- _Task directions_: Take the listing and print it in full, exactly as given.

- _Entries supplied_:
⁂

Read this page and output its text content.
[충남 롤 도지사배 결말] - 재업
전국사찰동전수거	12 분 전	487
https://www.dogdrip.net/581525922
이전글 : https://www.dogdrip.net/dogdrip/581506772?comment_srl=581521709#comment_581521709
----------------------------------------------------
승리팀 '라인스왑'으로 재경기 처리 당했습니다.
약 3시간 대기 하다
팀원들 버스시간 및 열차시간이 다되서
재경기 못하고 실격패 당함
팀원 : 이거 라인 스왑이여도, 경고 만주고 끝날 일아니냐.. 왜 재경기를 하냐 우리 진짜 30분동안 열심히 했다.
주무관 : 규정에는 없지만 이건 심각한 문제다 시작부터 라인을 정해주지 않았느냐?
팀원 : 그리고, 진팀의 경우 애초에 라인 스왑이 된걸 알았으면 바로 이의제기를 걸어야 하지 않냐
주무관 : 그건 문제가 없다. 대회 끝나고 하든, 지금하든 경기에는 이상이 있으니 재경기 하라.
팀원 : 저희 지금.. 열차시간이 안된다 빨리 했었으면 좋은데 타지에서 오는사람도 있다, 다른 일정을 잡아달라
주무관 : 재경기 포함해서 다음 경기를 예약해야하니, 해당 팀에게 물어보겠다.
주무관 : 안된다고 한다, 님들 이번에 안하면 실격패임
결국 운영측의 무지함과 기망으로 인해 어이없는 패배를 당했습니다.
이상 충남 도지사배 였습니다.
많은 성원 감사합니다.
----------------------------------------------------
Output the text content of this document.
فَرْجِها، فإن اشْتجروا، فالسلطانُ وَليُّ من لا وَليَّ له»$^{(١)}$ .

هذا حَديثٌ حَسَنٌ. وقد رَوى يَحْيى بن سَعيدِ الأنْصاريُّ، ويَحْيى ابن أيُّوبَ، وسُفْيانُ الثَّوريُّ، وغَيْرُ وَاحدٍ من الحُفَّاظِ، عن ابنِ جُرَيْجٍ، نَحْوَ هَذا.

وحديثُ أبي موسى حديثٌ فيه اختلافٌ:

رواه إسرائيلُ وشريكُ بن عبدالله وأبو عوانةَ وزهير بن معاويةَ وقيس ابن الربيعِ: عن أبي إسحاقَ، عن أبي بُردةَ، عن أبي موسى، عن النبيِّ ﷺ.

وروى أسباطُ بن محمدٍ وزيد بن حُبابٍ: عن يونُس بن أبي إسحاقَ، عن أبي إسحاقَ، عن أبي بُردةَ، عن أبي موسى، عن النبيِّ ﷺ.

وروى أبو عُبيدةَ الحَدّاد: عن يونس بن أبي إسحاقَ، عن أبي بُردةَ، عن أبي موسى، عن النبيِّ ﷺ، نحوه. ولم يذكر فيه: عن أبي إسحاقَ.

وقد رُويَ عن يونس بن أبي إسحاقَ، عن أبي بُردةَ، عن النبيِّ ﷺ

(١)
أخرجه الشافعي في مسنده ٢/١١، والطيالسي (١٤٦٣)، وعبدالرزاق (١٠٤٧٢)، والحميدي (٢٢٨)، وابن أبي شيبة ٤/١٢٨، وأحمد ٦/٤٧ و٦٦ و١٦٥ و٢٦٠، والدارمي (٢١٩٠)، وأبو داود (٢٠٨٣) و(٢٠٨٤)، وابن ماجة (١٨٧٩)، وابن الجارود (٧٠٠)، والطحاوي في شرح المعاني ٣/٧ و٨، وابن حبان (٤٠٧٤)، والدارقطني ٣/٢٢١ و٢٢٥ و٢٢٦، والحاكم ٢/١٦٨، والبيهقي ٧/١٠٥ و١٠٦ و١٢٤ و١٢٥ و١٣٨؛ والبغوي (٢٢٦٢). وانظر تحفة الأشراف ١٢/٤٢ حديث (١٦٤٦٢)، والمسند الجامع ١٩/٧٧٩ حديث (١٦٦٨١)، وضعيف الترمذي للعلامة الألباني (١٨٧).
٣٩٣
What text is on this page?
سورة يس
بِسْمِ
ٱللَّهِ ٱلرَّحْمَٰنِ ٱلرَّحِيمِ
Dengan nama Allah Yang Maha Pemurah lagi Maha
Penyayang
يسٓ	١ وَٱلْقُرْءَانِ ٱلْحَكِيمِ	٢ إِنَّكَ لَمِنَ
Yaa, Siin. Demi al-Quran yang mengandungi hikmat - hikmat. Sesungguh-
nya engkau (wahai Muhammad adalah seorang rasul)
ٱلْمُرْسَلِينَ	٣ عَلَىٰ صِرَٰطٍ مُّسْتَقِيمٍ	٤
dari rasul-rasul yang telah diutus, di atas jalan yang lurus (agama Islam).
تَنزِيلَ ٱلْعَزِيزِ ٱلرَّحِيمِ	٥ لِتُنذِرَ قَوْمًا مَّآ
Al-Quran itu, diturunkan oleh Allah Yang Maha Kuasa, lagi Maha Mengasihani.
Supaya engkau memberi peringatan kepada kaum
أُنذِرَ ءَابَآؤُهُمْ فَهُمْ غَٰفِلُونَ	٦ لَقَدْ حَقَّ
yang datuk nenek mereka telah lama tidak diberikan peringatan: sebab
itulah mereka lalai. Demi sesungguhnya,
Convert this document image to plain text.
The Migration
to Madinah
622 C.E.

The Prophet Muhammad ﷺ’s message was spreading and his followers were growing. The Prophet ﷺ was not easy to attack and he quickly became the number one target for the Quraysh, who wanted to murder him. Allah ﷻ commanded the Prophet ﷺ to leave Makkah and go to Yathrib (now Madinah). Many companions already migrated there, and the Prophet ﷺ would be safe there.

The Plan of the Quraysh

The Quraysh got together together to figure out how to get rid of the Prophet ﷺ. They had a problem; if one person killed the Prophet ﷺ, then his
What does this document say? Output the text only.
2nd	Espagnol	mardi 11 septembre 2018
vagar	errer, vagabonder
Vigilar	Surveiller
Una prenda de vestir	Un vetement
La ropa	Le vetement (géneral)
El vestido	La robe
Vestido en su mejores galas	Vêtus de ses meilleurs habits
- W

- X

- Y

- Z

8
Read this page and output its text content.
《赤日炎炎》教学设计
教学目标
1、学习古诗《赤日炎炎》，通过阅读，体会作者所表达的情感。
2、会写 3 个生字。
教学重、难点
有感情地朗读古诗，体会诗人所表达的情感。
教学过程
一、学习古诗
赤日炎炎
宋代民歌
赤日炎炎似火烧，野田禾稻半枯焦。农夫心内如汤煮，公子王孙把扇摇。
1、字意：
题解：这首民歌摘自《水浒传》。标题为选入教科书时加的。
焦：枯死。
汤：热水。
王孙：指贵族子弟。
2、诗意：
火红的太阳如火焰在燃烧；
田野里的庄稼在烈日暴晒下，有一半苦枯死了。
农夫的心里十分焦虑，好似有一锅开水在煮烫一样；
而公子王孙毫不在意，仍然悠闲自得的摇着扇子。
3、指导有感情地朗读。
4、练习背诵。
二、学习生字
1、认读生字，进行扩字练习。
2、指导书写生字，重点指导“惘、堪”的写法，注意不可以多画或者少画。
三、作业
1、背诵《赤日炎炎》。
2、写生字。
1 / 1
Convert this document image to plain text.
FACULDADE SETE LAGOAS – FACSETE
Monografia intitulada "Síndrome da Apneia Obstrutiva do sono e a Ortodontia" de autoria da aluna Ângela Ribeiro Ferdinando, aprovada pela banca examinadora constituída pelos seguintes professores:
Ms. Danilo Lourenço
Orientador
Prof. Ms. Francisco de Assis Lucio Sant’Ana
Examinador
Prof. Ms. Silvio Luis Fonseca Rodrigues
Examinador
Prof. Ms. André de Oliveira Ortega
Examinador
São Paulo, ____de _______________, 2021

⁂

- _Reply to the exercise_:
Read this page and output its text content.
[충남 롤 도지사배 결말] - 재업
전국사찰동전수거	12 분 전	487
https://www.dogdrip.net/581525922
이전글 : https://www.dogdrip.net/dogdrip/581506772?comment_srl=581521709#comment_581521709
----------------------------------------------------
승리팀 '라인스왑'으로 재경기 처리 당했습니다.
약 3시간 대기 하다
팀원들 버스시간 및 열차시간이 다되서
재경기 못하고 실격패 당함
팀원 : 이거 라인 스왑이여도, 경고 만주고 끝날 일아니냐.. 왜 재경기를 하냐 우리 진짜 30분동안 열심히 했다.
주무관 : 규정에는 없지만 이건 심각한 문제다 시작부터 라인을 정해주지 않았느냐?
팀원 : 그리고, 진팀의 경우 애초에 라인 스왑이 된걸 알았으면 바로 이의제기를 걸어야 하지 않냐
주무관 : 그건 문제가 없다. 대회 끝나고 하든, 지금하든 경기에는 이상이 있으니 재경기 하라.
팀원 : 저희 지금.. 열차시간이 안된다 빨리 했었으면 좋은데 타지에서 오는사람도 있다, 다른 일정을 잡아달라
주무관 : 재경기 포함해서 다음 경기를 예약해야하니, 해당 팀에게 물어보겠다.
주무관 : 안된다고 한다, 님들 이번에 안하면 실격패임
결국 운영측의 무지함과 기망으로 인해 어이없는 패배를 당했습니다.
이상 충남 도지사배 였습니다.
많은 성원 감사합니다.
----------------------------------------------------
Output the text content of this document.
فَرْجِها، فإن اشْتجروا، فالسلطانُ وَليُّ من لا وَليَّ له»$^{(١)}$ .

هذا حَديثٌ حَسَنٌ. وقد رَوى يَحْيى بن سَعيدِ الأنْصاريُّ، ويَحْيى ابن أيُّوبَ، وسُفْيانُ الثَّوريُّ، وغَيْرُ وَاحدٍ من الحُفَّاظِ، عن ابنِ جُرَيْجٍ، نَحْوَ هَذا.

وحديثُ أبي موسى حديثٌ فيه اختلافٌ:

رواه إسرائيلُ وشريكُ بن عبدالله وأبو عوانةَ وزهير بن معاويةَ وقيس ابن الربيعِ: عن أبي إسحاقَ، عن أبي بُردةَ، عن أبي موسى، عن النبيِّ ﷺ.

وروى أسباطُ بن محمدٍ وزيد بن حُبابٍ: عن يونُس بن أبي إسحاقَ، عن أبي إسحاقَ، عن أبي بُردةَ، عن أبي موسى، عن النبيِّ ﷺ.

وروى أبو عُبيدةَ الحَدّاد: عن يونس بن أبي إسحاقَ، عن أبي بُردةَ، عن أبي موسى، عن النبيِّ ﷺ، نحوه. ولم يذكر فيه: عن أبي إسحاقَ.

وقد رُويَ عن يونس بن أبي إسحاقَ، عن أبي بُردةَ، عن النبيِّ ﷺ

(١)
أخرجه الشافعي في مسنده ٢/١١، والطيالسي (١٤٦٣)، وعبدالرزاق (١٠٤٧٢)، والحميدي (٢٢٨)، وابن أبي شيبة ٤/١٢٨، وأحمد ٦/٤٧ و٦٦ و١٦٥ و٢٦٠، والدارمي (٢١٩٠)، وأبو داود (٢٠٨٣) و(٢٠٨٤)، وابن ماجة (١٨٧٩)، وابن الجارود (٧٠٠)، والطحاوي في شرح المعاني ٣/٧ و٨، وابن حبان (٤٠٧٤)، والدارقطني ٣/٢٢١ و٢٢٥ و٢٢٦، والحاكم ٢/١٦٨، والبيهقي ٧/١٠٥ و١٠٦ و١٢٤ و١٢٥ و١٣٨؛ والبغوي (٢٢٦٢). وانظر تحفة الأشراف ١٢/٤٢ حديث (١٦٤٦٢)، والمسند الجامع ١٩/٧٧٩ حديث (١٦٦٨١)، وضعيف الترمذي للعلامة الألباني (١٨٧).
٣٩٣
What text is on this page?
سورة يس
بِسْمِ
ٱللَّهِ ٱلرَّحْمَٰنِ ٱلرَّحِيمِ
Dengan nama Allah Yang Maha Pemurah lagi Maha
Penyayang
يسٓ	١ وَٱلْقُرْءَانِ ٱلْحَكِيمِ	٢ إِنَّكَ لَمِنَ
Yaa, Siin. Demi al-Quran yang mengandungi hikmat - hikmat. Sesungguh-
nya engkau (wahai Muhammad adalah seorang rasul)
ٱلْمُرْسَلِينَ	٣ عَلَىٰ صِرَٰطٍ مُّسْتَقِيمٍ	٤
dari rasul-rasul yang telah diutus, di atas jalan yang lurus (agama Islam).
تَنزِيلَ ٱلْعَزِيزِ ٱلرَّحِيمِ	٥ لِتُنذِرَ قَوْمًا مَّآ
Al-Quran itu, diturunkan oleh Allah Yang Maha Kuasa, lagi Maha Mengasihani.
Supaya engkau memberi peringatan kepada kaum
أُنذِرَ ءَابَآؤُهُمْ فَهُمْ غَٰفِلُونَ	٦ لَقَدْ حَقَّ
yang datuk nenek mereka telah lama tidak diberikan peringatan: sebab
itulah mereka lalai. Demi sesungguhnya,
Convert this document image to plain text.
The Migration
to Madinah
622 C.E.

The Prophet Muhammad ﷺ’s message was spreading and his followers were growing. The Prophet ﷺ was not easy to attack and he quickly became the number one target for the Quraysh, who wanted to murder him. Allah ﷻ commanded the Prophet ﷺ to leave Makkah and go to Yathrib (now Madinah). Many companions already migrated there, and the Prophet ﷺ would be safe there.

The Plan of the Quraysh

The Quraysh got together together to figure out how to get rid of the Prophet ﷺ. They had a problem; if one person killed the Prophet ﷺ, then his
What does this document say? Output the text only.
2nd	Espagnol	mardi 11 septembre 2018
vagar	errer, vagabonder
Vigilar	Surveiller
Una prenda de vestir	Un vetement
La ropa	Le vetement (géneral)
El vestido	La robe
Vestido en su mejores galas	Vêtus de ses meilleurs habits
- W

- X

- Y

- Z

8
Read this page and output its text content.
《赤日炎炎》教学设计
教学目标
1、学习古诗《赤日炎炎》，通过阅读，体会作者所表达的情感。
2、会写 3 个生字。
教学重、难点
有感情地朗读古诗，体会诗人所表达的情感。
教学过程
一、学习古诗
赤日炎炎
宋代民歌
赤日炎炎似火烧，野田禾稻半枯焦。农夫心内如汤煮，公子王孙把扇摇。
1、字意：
题解：这首民歌摘自《水浒传》。标题为选入教科书时加的。
焦：枯死。
汤：热水。
王孙：指贵族子弟。
2、诗意：
火红的太阳如火焰在燃烧；
田野里的庄稼在烈日暴晒下，有一半苦枯死了。
农夫的心里十分焦虑，好似有一锅开水在煮烫一样；
而公子王孙毫不在意，仍然悠闲自得的摇着扇子。
3、指导有感情地朗读。
4、练习背诵。
二、学习生字
1、认读生字，进行扩字练习。
2、指导书写生字，重点指导“惘、堪”的写法，注意不可以多画或者少画。
三、作业
1、背诵《赤日炎炎》。
2、写生字。
1 / 1
Convert this document image to plain text.
FACULDADE SETE LAGOAS – FACSETE
Monografia intitulada "Síndrome da Apneia Obstrutiva do sono e a Ortodontia" de autoria da aluna Ângela Ribeiro Ferdinando, aprovada pela banca examinadora constituída pelos seguintes professores:
Ms. Danilo Lourenço
Orientador
Prof. Ms. Francisco de Assis Lucio Sant’Ana
Examinador
Prof. Ms. Silvio Luis Fonseca Rodrigues
Examinador
Prof. Ms. André de Oliveira Ortega
Examinador
São Paulo, ____de _______________, 2021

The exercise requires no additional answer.